■ Set task
Copy each line containing the word "xlabel" from the records that follow, please.

···

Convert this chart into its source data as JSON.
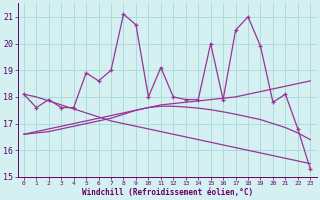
{
  "xlabel": "Windchill (Refroidissement éolien,°C)",
  "x": [
    0,
    1,
    2,
    3,
    4,
    5,
    6,
    7,
    8,
    9,
    10,
    11,
    12,
    13,
    14,
    15,
    16,
    17,
    18,
    19,
    20,
    21,
    22,
    23
  ],
  "y_main": [
    18.1,
    17.6,
    17.9,
    17.6,
    17.6,
    18.9,
    18.6,
    19.0,
    21.1,
    20.7,
    18.0,
    19.1,
    18.0,
    17.9,
    17.9,
    20.0,
    17.9,
    20.5,
    21.0,
    19.9,
    17.8,
    18.1,
    16.8,
    15.3
  ],
  "y_lin1": [
    16.6,
    16.7,
    16.8,
    16.9,
    17.0,
    17.1,
    17.2,
    17.3,
    17.4,
    17.5,
    17.6,
    17.7,
    17.75,
    17.8,
    17.85,
    17.9,
    17.95,
    18.0,
    18.1,
    18.2,
    18.3,
    18.4,
    18.5,
    18.6
  ],
  "y_lin2": [
    18.1,
    18.0,
    17.85,
    17.7,
    17.55,
    17.4,
    17.25,
    17.1,
    17.0,
    16.9,
    16.8,
    16.7,
    16.6,
    16.5,
    16.4,
    16.3,
    16.2,
    16.1,
    16.0,
    15.9,
    15.8,
    15.7,
    15.6,
    15.5
  ],
  "y_curve": [
    16.6,
    16.65,
    16.7,
    16.8,
    16.9,
    17.0,
    17.1,
    17.2,
    17.35,
    17.5,
    17.6,
    17.65,
    17.65,
    17.62,
    17.58,
    17.52,
    17.44,
    17.35,
    17.25,
    17.15,
    17.0,
    16.85,
    16.65,
    16.4
  ],
  "line_color": "#993399",
  "bg_color": "#d4f0f0",
  "grid_color": "#aadddd",
  "text_color": "#660066",
  "xlim": [
    -0.5,
    23.5
  ],
  "ylim": [
    15.0,
    21.5
  ],
  "yticks": [
    15,
    16,
    17,
    18,
    19,
    20,
    21
  ],
  "marker": "+"
}
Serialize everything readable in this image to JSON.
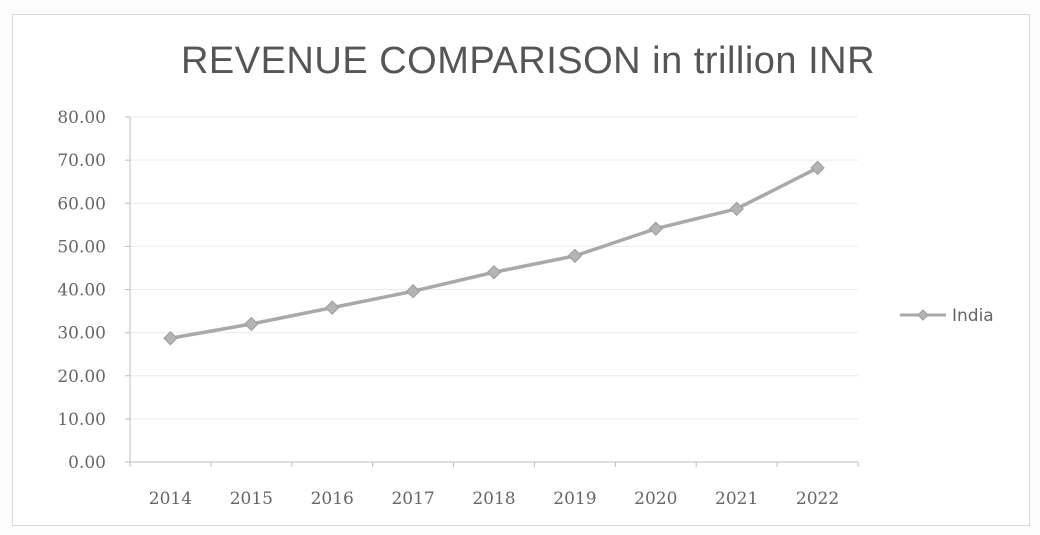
{
  "chart_data": {
    "type": "line",
    "title": "REVENUE COMPARISON in trillion INR",
    "xlabel": "",
    "ylabel": "",
    "categories": [
      "2014",
      "2015",
      "2016",
      "2017",
      "2018",
      "2019",
      "2020",
      "2021",
      "2022"
    ],
    "series": [
      {
        "name": "India",
        "values": [
          28.7,
          32.0,
          35.8,
          39.6,
          44.0,
          47.8,
          54.1,
          58.7,
          68.2
        ],
        "color": "#a9a9a9",
        "marker": "diamond"
      }
    ],
    "ylim": [
      0,
      80
    ],
    "yticks": [
      "0.00",
      "10.00",
      "20.00",
      "30.00",
      "40.00",
      "50.00",
      "60.00",
      "70.00",
      "80.00"
    ],
    "grid": true,
    "legend": "right"
  }
}
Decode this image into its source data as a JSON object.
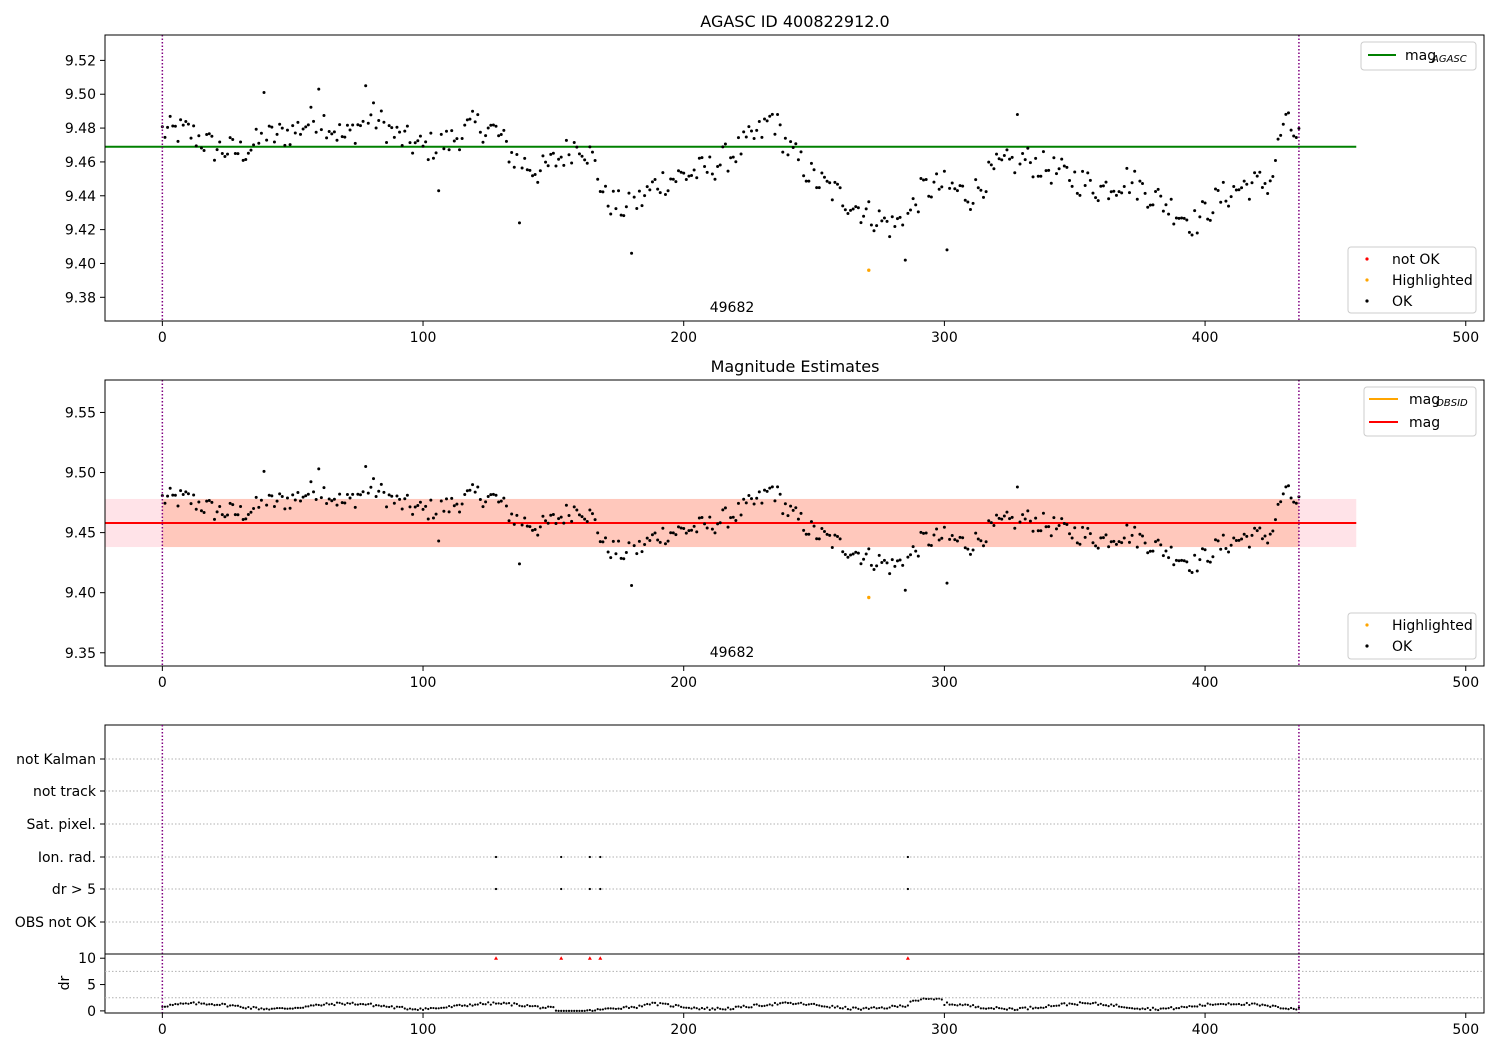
{
  "chart_data": [
    {
      "type": "scatter",
      "title": "AGASC ID 400822912.0",
      "xlim": [
        -22,
        507
      ],
      "ylim": [
        9.366,
        9.535
      ],
      "xticks": [
        "0",
        "100",
        "200",
        "300",
        "400",
        "500"
      ],
      "yticks": [
        "9.38",
        "9.40",
        "9.42",
        "9.44",
        "9.46",
        "9.48",
        "9.50",
        "9.52"
      ],
      "annotation": "49682",
      "vlines": [
        0,
        436
      ],
      "hline": {
        "value": 9.469,
        "x_range": [
          -22,
          458
        ]
      },
      "legend_top": {
        "label": "mag",
        "sub": "AGASC"
      },
      "legend_bottom": [
        "not OK",
        "Highlighted",
        "OK"
      ],
      "highlighted_point": {
        "x": 271,
        "y": 9.396
      },
      "colors": {
        "hline": "#008000",
        "ok": "#000000",
        "not_ok": "#ff0000",
        "highlighted": "#ffa500",
        "vline": "#800080"
      }
    },
    {
      "type": "scatter",
      "title": "Magnitude Estimates",
      "xlim": [
        -22,
        507
      ],
      "ylim": [
        9.339,
        9.577
      ],
      "xticks": [
        "0",
        "100",
        "200",
        "300",
        "400",
        "500"
      ],
      "yticks": [
        "9.35",
        "9.40",
        "9.45",
        "9.50",
        "9.55"
      ],
      "annotation": "49682",
      "vlines": [
        0,
        436
      ],
      "hline": {
        "value": 9.458,
        "x_range": [
          -22,
          458
        ]
      },
      "bands": [
        {
          "low": 9.438,
          "high": 9.478,
          "color": "#ffc0cb"
        },
        {
          "low": 9.438,
          "high": 9.478,
          "x_range": [
            0,
            436
          ],
          "color": "#ffa07a"
        }
      ],
      "legend_top": [
        {
          "label": "mag",
          "sub": "OBSID"
        },
        {
          "label": "mag"
        }
      ],
      "legend_bottom": [
        "Highlighted",
        "OK"
      ],
      "highlighted_point": {
        "x": 271,
        "y": 9.396
      },
      "colors": {
        "obsid": "#ffa500",
        "mag": "#ff0000",
        "band_outer": "#ffc0cb",
        "band_inner": "#ffa07a"
      }
    },
    {
      "type": "scatter",
      "title": "",
      "xlim": [
        -22,
        507
      ],
      "xticks": [
        "0",
        "100",
        "200",
        "300",
        "400",
        "500"
      ],
      "flag_rows": [
        "not Kalman",
        "not track",
        "Sat. pixel.",
        "Ion. rad.",
        "dr > 5",
        "OBS not OK"
      ],
      "flag_events": {
        "Ion. rad.": [
          128,
          153,
          164,
          168,
          286
        ],
        "dr > 5": [
          128,
          153,
          164,
          168,
          286
        ]
      },
      "dr_axis": {
        "ylabel": "dr",
        "yticks": [
          "0",
          "5",
          "10"
        ],
        "ylim": [
          -0.4,
          10.8
        ]
      },
      "dr_flag_points": [
        128,
        153,
        164,
        168,
        286
      ],
      "vlines": [
        0,
        436
      ],
      "colors": {
        "grid": "#b0b0b0",
        "flag": "#ff0000"
      }
    }
  ]
}
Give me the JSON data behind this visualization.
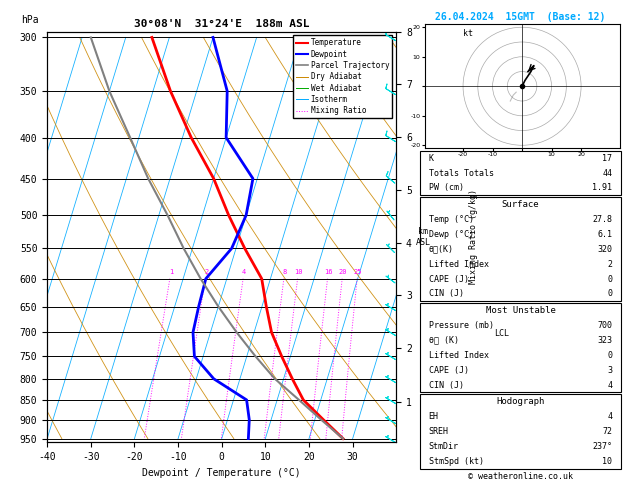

···

■ Output of the task
  "xlabel": "Windchill (Refroidissement éolien,°C)",
    "xlabel": "",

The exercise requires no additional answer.